# Problem to solve
Lift every line from the entries that includes the word "Pausa".

— BEGIN Materials provided —

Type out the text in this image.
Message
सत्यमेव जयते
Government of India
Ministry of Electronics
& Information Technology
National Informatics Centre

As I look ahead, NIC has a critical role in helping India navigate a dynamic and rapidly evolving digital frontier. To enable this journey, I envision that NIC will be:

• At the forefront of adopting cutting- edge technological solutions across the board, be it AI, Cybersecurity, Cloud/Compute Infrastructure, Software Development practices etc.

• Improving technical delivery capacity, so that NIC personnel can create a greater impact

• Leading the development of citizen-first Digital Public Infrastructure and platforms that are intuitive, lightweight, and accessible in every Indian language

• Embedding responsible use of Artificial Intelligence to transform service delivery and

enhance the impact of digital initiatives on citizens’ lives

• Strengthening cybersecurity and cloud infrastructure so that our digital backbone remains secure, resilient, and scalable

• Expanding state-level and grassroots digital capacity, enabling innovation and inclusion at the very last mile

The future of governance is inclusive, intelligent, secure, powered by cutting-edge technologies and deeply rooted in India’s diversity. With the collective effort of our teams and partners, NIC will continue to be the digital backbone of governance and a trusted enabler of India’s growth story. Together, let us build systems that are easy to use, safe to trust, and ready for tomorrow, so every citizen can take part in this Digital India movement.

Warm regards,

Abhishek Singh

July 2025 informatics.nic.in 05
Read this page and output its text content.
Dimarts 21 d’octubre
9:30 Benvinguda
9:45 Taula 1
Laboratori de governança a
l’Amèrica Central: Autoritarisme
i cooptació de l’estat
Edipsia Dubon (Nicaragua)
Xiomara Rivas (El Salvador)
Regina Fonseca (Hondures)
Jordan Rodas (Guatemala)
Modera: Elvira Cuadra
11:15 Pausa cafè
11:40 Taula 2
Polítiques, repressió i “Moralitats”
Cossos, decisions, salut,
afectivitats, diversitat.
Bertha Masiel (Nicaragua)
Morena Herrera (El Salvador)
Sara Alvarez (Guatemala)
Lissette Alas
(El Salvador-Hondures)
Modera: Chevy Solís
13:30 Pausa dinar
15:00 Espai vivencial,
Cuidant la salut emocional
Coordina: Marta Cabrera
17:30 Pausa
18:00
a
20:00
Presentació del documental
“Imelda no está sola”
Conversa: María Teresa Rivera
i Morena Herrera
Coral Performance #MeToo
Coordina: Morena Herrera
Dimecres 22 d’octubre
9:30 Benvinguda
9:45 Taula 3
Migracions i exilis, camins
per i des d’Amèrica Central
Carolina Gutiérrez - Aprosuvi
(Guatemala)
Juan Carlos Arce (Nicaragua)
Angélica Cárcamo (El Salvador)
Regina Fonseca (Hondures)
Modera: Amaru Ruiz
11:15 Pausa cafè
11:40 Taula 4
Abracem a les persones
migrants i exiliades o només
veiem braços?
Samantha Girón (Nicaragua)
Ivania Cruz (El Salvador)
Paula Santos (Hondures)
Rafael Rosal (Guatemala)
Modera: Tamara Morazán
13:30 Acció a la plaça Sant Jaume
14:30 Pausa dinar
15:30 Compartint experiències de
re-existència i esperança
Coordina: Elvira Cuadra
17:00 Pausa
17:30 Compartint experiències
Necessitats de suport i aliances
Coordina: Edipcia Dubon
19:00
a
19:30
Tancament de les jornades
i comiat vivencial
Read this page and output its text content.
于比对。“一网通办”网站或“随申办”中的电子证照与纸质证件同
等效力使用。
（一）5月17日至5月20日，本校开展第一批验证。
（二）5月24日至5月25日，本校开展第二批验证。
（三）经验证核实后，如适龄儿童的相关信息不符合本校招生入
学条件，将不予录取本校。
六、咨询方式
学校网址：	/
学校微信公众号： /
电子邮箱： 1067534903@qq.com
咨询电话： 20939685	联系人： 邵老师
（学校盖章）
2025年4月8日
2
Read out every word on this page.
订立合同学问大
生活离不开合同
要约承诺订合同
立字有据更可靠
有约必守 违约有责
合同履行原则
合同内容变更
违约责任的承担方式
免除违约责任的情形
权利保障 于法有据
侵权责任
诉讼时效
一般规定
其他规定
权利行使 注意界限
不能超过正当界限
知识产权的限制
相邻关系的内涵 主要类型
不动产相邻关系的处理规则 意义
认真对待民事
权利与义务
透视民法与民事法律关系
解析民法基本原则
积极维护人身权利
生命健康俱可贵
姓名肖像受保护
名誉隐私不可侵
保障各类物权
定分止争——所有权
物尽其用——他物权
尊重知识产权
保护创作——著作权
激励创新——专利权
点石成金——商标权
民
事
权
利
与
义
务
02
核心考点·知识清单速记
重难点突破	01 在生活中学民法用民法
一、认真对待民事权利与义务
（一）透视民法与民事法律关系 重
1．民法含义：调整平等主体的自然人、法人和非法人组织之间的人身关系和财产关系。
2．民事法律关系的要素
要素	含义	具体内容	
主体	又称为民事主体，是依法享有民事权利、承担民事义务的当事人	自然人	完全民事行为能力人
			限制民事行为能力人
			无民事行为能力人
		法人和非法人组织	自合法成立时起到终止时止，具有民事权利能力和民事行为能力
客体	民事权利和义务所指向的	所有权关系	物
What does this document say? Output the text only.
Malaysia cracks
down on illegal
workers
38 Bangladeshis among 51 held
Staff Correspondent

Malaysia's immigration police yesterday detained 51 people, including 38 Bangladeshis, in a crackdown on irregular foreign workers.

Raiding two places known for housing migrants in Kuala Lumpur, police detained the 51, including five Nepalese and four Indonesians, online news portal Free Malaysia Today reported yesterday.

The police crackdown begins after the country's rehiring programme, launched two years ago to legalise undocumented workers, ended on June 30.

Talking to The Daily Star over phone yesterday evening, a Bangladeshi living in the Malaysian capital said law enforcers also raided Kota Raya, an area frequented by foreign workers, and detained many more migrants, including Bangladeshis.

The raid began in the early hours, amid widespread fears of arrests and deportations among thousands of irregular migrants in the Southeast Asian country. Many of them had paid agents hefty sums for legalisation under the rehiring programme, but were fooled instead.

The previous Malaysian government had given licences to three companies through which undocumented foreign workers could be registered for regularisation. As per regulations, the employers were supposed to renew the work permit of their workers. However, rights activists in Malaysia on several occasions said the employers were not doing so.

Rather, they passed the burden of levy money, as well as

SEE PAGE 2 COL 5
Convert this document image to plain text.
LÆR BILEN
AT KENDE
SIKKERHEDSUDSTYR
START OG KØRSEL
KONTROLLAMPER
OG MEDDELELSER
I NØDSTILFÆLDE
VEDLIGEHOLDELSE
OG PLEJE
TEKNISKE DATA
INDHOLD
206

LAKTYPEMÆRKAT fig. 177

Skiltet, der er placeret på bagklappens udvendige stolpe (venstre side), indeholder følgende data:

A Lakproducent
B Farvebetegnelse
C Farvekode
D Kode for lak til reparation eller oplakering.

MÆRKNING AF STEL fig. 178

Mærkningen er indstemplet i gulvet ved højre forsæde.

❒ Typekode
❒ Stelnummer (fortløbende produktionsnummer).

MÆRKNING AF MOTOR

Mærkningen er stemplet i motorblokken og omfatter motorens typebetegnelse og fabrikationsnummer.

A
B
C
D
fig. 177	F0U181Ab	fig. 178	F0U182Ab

— END Materials provided —

# Output for this exercise
11:15 Pausa cafè
13:30 Pausa dinar
17:30 Pausa
11:15 Pausa cafè
14:30 Pausa dinar
17:00 Pausa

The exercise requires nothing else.